---------- DATA SUPPLIED ----------
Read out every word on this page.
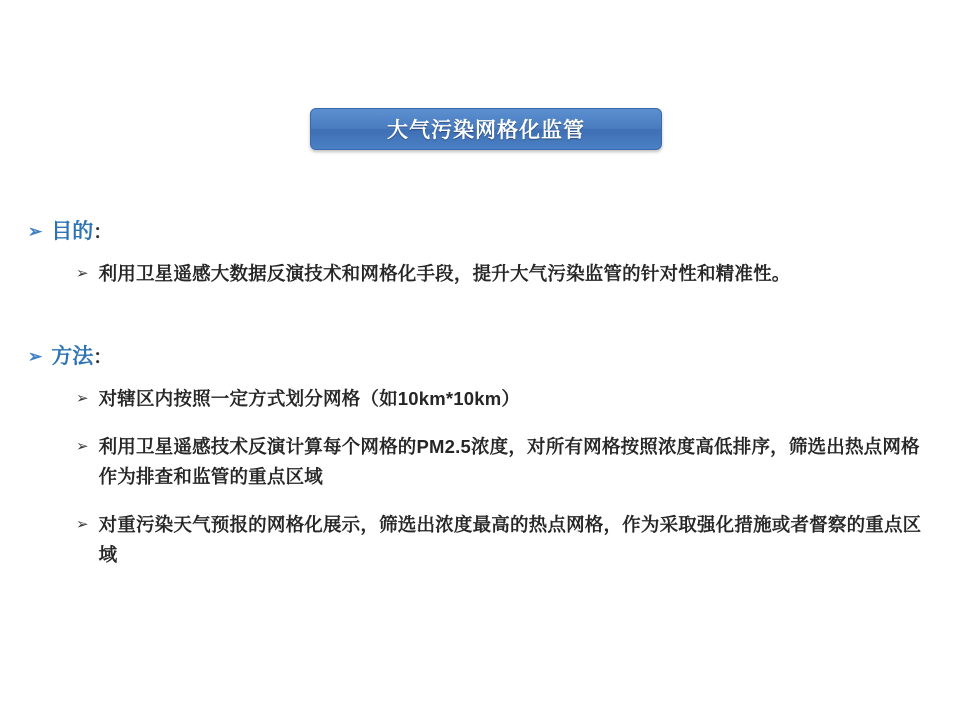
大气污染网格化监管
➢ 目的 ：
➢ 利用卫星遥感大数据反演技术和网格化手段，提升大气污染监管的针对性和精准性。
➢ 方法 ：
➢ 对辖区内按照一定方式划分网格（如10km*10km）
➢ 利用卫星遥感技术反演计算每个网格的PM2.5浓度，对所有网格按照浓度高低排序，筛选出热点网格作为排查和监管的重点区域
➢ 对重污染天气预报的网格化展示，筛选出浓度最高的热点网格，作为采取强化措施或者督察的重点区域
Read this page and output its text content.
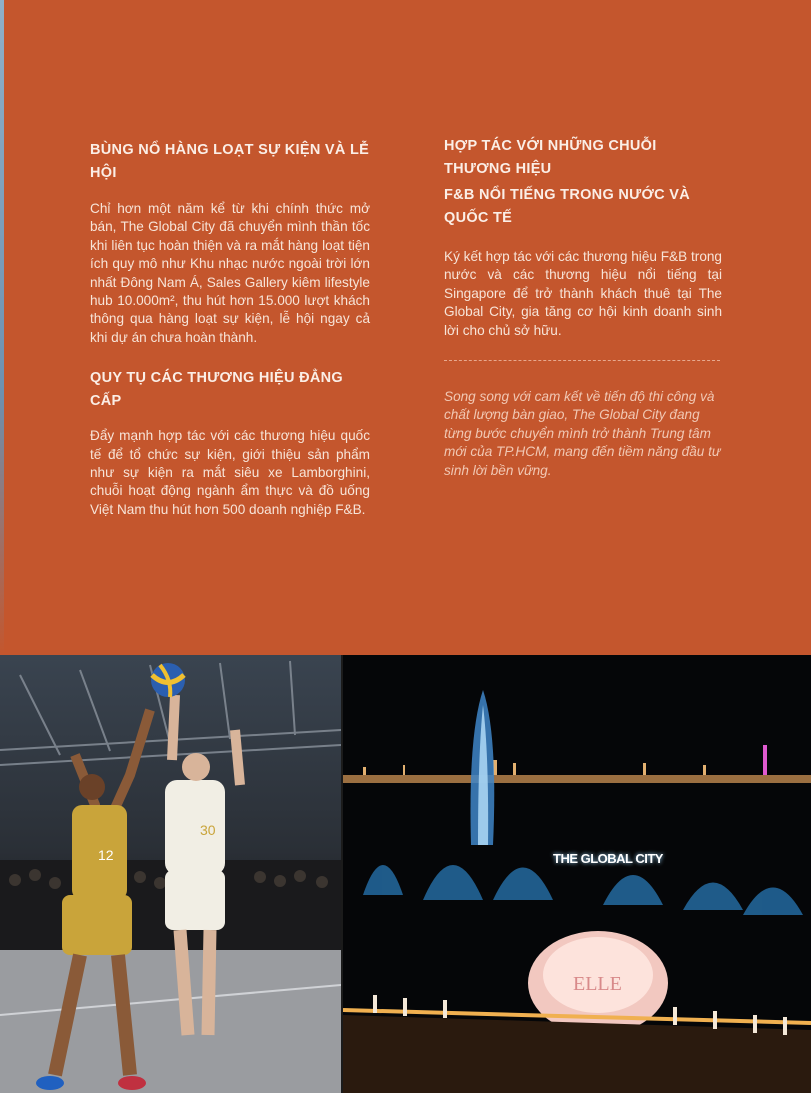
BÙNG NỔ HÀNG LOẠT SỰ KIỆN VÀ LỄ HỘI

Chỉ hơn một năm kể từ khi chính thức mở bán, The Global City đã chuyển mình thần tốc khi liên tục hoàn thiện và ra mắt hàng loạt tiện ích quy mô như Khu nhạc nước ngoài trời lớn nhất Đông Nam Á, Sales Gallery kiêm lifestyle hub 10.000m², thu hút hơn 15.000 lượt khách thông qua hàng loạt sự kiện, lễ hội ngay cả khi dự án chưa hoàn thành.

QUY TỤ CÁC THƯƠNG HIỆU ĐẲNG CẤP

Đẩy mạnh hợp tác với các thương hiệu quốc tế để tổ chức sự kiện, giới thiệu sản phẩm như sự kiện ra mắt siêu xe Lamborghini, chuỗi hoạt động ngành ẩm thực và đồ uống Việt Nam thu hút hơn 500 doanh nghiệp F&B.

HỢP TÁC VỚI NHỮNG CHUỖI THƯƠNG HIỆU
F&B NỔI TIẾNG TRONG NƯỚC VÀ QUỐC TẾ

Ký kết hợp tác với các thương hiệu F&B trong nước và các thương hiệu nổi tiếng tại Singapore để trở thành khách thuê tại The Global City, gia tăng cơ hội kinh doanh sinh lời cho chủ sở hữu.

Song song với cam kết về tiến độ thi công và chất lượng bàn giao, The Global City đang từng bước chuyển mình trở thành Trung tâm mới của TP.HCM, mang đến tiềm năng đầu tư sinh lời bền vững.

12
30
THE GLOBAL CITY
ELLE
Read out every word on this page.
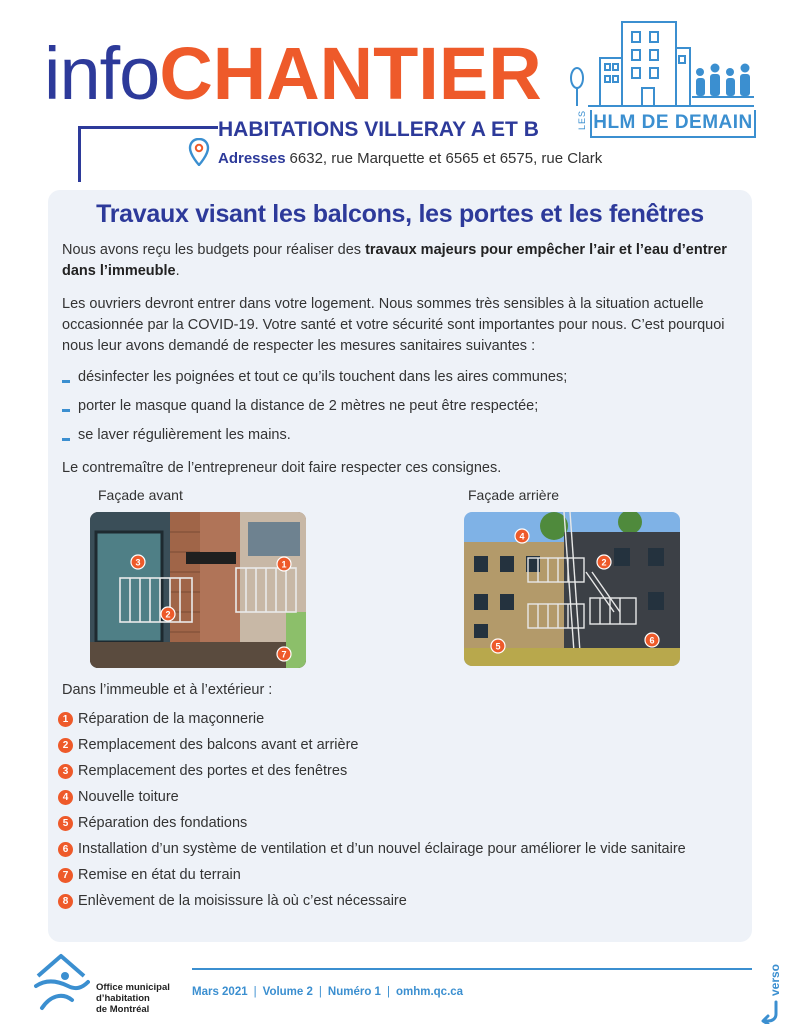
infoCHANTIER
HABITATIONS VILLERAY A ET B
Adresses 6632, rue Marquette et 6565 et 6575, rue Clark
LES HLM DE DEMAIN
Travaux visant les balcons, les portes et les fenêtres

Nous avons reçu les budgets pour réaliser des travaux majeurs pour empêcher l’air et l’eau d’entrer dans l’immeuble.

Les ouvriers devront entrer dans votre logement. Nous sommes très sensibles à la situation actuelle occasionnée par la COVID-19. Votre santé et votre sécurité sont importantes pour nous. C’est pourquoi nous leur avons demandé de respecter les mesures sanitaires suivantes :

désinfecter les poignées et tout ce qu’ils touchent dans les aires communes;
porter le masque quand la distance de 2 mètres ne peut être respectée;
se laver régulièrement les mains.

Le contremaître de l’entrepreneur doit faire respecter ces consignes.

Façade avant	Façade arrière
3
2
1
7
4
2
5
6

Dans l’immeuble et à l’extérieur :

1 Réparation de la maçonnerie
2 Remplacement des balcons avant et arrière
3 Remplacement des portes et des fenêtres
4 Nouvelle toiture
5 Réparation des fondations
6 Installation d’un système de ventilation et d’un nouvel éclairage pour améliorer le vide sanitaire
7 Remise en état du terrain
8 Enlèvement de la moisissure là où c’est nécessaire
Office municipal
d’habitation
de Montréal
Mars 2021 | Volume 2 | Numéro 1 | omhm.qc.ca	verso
----------
### TASK REQUIREMENTS:
Quote in full the listing given above; the images are to be left out.

### EXERCISE RESPONSE:
Read out every word on this page.
大气污染网格化监管
➢ 目的 ：
➢ 利用卫星遥感大数据反演技术和网格化手段，提升大气污染监管的针对性和精准性。
➢ 方法 ：
➢ 对辖区内按照一定方式划分网格（如10km*10km）
➢ 利用卫星遥感技术反演计算每个网格的PM2.5浓度，对所有网格按照浓度高低排序，筛选出热点网格作为排查和监管的重点区域
➢ 对重污染天气预报的网格化展示，筛选出浓度最高的热点网格，作为采取强化措施或者督察的重点区域
Read this page and output its text content.
BÙNG NỔ HÀNG LOẠT SỰ KIỆN VÀ LỄ HỘI

Chỉ hơn một năm kể từ khi chính thức mở bán, The Global City đã chuyển mình thần tốc khi liên tục hoàn thiện và ra mắt hàng loạt tiện ích quy mô như Khu nhạc nước ngoài trời lớn nhất Đông Nam Á, Sales Gallery kiêm lifestyle hub 10.000m², thu hút hơn 15.000 lượt khách thông qua hàng loạt sự kiện, lễ hội ngay cả khi dự án chưa hoàn thành.

QUY TỤ CÁC THƯƠNG HIỆU ĐẲNG CẤP

Đẩy mạnh hợp tác với các thương hiệu quốc tế để tổ chức sự kiện, giới thiệu sản phẩm như sự kiện ra mắt siêu xe Lamborghini, chuỗi hoạt động ngành ẩm thực và đồ uống Việt Nam thu hút hơn 500 doanh nghiệp F&B.

HỢP TÁC VỚI NHỮNG CHUỖI THƯƠNG HIỆU
F&B NỔI TIẾNG TRONG NƯỚC VÀ QUỐC TẾ

Ký kết hợp tác với các thương hiệu F&B trong nước và các thương hiệu nổi tiếng tại Singapore để trở thành khách thuê tại The Global City, gia tăng cơ hội kinh doanh sinh lời cho chủ sở hữu.

Song song với cam kết về tiến độ thi công và chất lượng bàn giao, The Global City đang từng bước chuyển mình trở thành Trung tâm mới của TP.HCM, mang đến tiềm năng đầu tư sinh lời bền vững.

12
30
THE GLOBAL CITY
ELLE
Read out every word on this page.
infoCHANTIER
HABITATIONS VILLERAY A ET B
Adresses 6632, rue Marquette et 6565 et 6575, rue Clark
LES HLM DE DEMAIN
Travaux visant les balcons, les portes et les fenêtres

Nous avons reçu les budgets pour réaliser des travaux majeurs pour empêcher l’air et l’eau d’entrer dans l’immeuble.

Les ouvriers devront entrer dans votre logement. Nous sommes très sensibles à la situation actuelle occasionnée par la COVID-19. Votre santé et votre sécurité sont importantes pour nous. C’est pourquoi nous leur avons demandé de respecter les mesures sanitaires suivantes :

désinfecter les poignées et tout ce qu’ils touchent dans les aires communes;
porter le masque quand la distance de 2 mètres ne peut être respectée;
se laver régulièrement les mains.

Le contremaître de l’entrepreneur doit faire respecter ces consignes.

Façade avant	Façade arrière
3
2
1
7
4
2
5
6

Dans l’immeuble et à l’extérieur :

1 Réparation de la maçonnerie
2 Remplacement des balcons avant et arrière
3 Remplacement des portes et des fenêtres
4 Nouvelle toiture
5 Réparation des fondations
6 Installation d’un système de ventilation et d’un nouvel éclairage pour améliorer le vide sanitaire
7 Remise en état du terrain
8 Enlèvement de la moisissure là où c’est nécessaire
Office municipal
d’habitation
de Montréal
Mars 2021 | Volume 2 | Numéro 1 | omhm.qc.ca	verso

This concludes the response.